Do this: Output all the data exactly. Pictures do not belong in the copy.

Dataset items
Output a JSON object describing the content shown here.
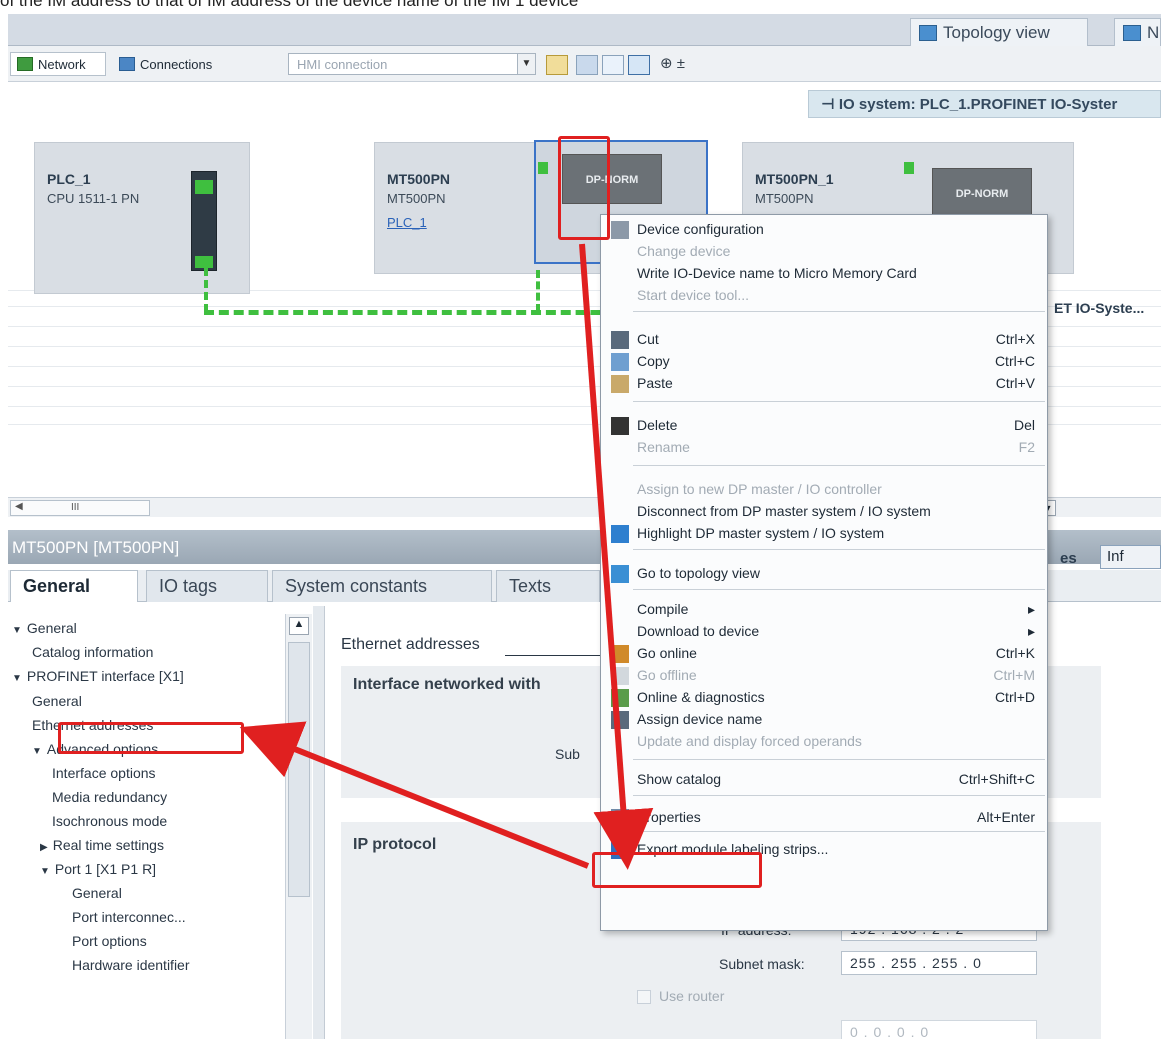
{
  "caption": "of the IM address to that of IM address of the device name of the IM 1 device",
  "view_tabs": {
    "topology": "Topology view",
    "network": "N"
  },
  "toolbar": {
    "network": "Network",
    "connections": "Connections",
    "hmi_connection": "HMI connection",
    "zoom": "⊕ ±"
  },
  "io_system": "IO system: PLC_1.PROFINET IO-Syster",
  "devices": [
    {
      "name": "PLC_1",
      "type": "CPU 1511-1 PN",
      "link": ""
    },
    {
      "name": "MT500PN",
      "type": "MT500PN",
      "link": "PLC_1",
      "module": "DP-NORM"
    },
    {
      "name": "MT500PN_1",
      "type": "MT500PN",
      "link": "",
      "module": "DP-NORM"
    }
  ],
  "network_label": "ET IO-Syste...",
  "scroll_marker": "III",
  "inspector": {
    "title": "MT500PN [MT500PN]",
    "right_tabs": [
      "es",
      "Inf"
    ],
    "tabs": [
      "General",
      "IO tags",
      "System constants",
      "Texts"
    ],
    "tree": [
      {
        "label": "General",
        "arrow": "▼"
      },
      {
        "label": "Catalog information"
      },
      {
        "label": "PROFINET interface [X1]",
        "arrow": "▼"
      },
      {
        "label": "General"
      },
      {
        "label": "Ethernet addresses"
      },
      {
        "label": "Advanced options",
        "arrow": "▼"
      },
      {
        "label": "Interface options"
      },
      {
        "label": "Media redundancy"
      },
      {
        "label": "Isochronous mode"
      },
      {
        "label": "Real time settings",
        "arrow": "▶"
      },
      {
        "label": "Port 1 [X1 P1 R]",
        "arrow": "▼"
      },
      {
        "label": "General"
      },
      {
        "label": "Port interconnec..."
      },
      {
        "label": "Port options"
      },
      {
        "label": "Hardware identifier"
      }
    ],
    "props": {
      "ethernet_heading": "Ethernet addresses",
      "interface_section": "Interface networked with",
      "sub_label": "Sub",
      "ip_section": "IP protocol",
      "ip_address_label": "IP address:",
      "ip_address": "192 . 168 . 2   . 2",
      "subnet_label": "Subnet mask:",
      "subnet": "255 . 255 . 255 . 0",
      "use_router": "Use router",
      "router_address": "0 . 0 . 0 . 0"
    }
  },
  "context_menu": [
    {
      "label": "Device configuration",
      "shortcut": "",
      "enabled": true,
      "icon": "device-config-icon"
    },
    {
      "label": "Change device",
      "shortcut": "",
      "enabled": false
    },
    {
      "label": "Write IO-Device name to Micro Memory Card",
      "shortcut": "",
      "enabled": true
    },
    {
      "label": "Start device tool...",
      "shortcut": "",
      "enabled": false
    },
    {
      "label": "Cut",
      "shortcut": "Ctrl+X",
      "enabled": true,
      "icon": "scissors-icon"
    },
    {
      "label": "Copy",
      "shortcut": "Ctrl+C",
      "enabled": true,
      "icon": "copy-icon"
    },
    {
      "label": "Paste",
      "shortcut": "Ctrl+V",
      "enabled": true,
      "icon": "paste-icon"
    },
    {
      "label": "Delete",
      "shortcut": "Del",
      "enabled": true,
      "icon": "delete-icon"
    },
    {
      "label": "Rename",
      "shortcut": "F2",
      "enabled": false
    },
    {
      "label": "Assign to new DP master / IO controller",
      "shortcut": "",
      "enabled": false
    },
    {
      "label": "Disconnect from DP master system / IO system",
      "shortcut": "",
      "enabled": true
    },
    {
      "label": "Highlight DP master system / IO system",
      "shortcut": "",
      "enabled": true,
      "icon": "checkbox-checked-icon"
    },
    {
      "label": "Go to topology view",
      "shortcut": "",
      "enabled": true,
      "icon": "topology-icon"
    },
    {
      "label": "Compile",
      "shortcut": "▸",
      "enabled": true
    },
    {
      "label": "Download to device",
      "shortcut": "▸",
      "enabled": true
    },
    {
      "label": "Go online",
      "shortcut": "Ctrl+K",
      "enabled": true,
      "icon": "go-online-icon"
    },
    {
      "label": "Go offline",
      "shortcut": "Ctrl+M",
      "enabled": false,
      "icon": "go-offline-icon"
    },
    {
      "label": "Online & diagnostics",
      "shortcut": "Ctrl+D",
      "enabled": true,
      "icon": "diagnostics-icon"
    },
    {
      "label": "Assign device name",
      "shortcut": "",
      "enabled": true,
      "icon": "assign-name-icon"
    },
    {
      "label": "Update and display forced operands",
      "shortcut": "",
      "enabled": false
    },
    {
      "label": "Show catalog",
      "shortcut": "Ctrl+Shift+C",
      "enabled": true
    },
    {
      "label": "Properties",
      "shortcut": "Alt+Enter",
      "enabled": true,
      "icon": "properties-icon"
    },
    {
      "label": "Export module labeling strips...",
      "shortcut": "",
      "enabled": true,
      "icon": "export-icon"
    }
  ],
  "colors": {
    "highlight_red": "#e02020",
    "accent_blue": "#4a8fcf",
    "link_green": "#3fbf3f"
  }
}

Reply:
Output a JSON object describing the content shown here.
{
  "caption": "of the IM address to that of IM address of the device name of the IM 1 device",
  "view_tabs": {
    "topology": "Topology view",
    "network": "N"
  },
  "toolbar": {
    "network": "Network",
    "connections": "Connections",
    "hmi_connection": "HMI connection",
    "zoom": "⊕ ±"
  },
  "io_system": "IO system: PLC_1.PROFINET IO-Syster",
  "devices": [
    {
      "name": "PLC_1",
      "type": "CPU 1511-1 PN",
      "link": ""
    },
    {
      "name": "MT500PN",
      "type": "MT500PN",
      "link": "PLC_1",
      "module": "DP-NORM"
    },
    {
      "name": "MT500PN_1",
      "type": "MT500PN",
      "link": "",
      "module": "DP-NORM"
    }
  ],
  "network_label": "ET IO-Syste...",
  "scroll_marker": "III",
  "inspector": {
    "title": "MT500PN [MT500PN]",
    "right_tabs": [
      "es",
      "Inf"
    ],
    "tabs": [
      "General",
      "IO tags",
      "System constants",
      "Texts"
    ],
    "tree": [
      {
        "label": "General",
        "arrow": "▼"
      },
      {
        "label": "Catalog information"
      },
      {
        "label": "PROFINET interface [X1]",
        "arrow": "▼"
      },
      {
        "label": "General"
      },
      {
        "label": "Ethernet addresses"
      },
      {
        "label": "Advanced options",
        "arrow": "▼"
      },
      {
        "label": "Interface options"
      },
      {
        "label": "Media redundancy"
      },
      {
        "label": "Isochronous mode"
      },
      {
        "label": "Real time settings",
        "arrow": "▶"
      },
      {
        "label": "Port 1 [X1 P1 R]",
        "arrow": "▼"
      },
      {
        "label": "General"
      },
      {
        "label": "Port interconnec..."
      },
      {
        "label": "Port options"
      },
      {
        "label": "Hardware identifier"
      }
    ],
    "props": {
      "ethernet_heading": "Ethernet addresses",
      "interface_section": "Interface networked with",
      "sub_label": "Sub",
      "ip_section": "IP protocol",
      "ip_address_label": "IP address:",
      "ip_address": "192 . 168 . 2   . 2",
      "subnet_label": "Subnet mask:",
      "subnet": "255 . 255 . 255 . 0",
      "use_router": "Use router",
      "router_address": "0 . 0 . 0 . 0"
    }
  },
  "context_menu": [
    {
      "label": "Device configuration",
      "shortcut": "",
      "enabled": true,
      "icon": "device-config-icon"
    },
    {
      "label": "Change device",
      "shortcut": "",
      "enabled": false
    },
    {
      "label": "Write IO-Device name to Micro Memory Card",
      "shortcut": "",
      "enabled": true
    },
    {
      "label": "Start device tool...",
      "shortcut": "",
      "enabled": false
    },
    {
      "label": "Cut",
      "shortcut": "Ctrl+X",
      "enabled": true,
      "icon": "scissors-icon"
    },
    {
      "label": "Copy",
      "shortcut": "Ctrl+C",
      "enabled": true,
      "icon": "copy-icon"
    },
    {
      "label": "Paste",
      "shortcut": "Ctrl+V",
      "enabled": true,
      "icon": "paste-icon"
    },
    {
      "label": "Delete",
      "shortcut": "Del",
      "enabled": true,
      "icon": "delete-icon"
    },
    {
      "label": "Rename",
      "shortcut": "F2",
      "enabled": false
    },
    {
      "label": "Assign to new DP master / IO controller",
      "shortcut": "",
      "enabled": false
    },
    {
      "label": "Disconnect from DP master system / IO system",
      "shortcut": "",
      "enabled": true
    },
    {
      "label": "Highlight DP master system / IO system",
      "shortcut": "",
      "enabled": true,
      "icon": "checkbox-checked-icon"
    },
    {
      "label": "Go to topology view",
      "shortcut": "",
      "enabled": true,
      "icon": "topology-icon"
    },
    {
      "label": "Compile",
      "shortcut": "▸",
      "enabled": true
    },
    {
      "label": "Download to device",
      "shortcut": "▸",
      "enabled": true
    },
    {
      "label": "Go online",
      "shortcut": "Ctrl+K",
      "enabled": true,
      "icon": "go-online-icon"
    },
    {
      "label": "Go offline",
      "shortcut": "Ctrl+M",
      "enabled": false,
      "icon": "go-offline-icon"
    },
    {
      "label": "Online & diagnostics",
      "shortcut": "Ctrl+D",
      "enabled": true,
      "icon": "diagnostics-icon"
    },
    {
      "label": "Assign device name",
      "shortcut": "",
      "enabled": true,
      "icon": "assign-name-icon"
    },
    {
      "label": "Update and display forced operands",
      "shortcut": "",
      "enabled": false
    },
    {
      "label": "Show catalog",
      "shortcut": "Ctrl+Shift+C",
      "enabled": true
    },
    {
      "label": "Properties",
      "shortcut": "Alt+Enter",
      "enabled": true,
      "icon": "properties-icon"
    },
    {
      "label": "Export module labeling strips...",
      "shortcut": "",
      "enabled": true,
      "icon": "export-icon"
    }
  ],
  "colors": {
    "highlight_red": "#e02020",
    "accent_blue": "#4a8fcf",
    "link_green": "#3fbf3f"
  }
}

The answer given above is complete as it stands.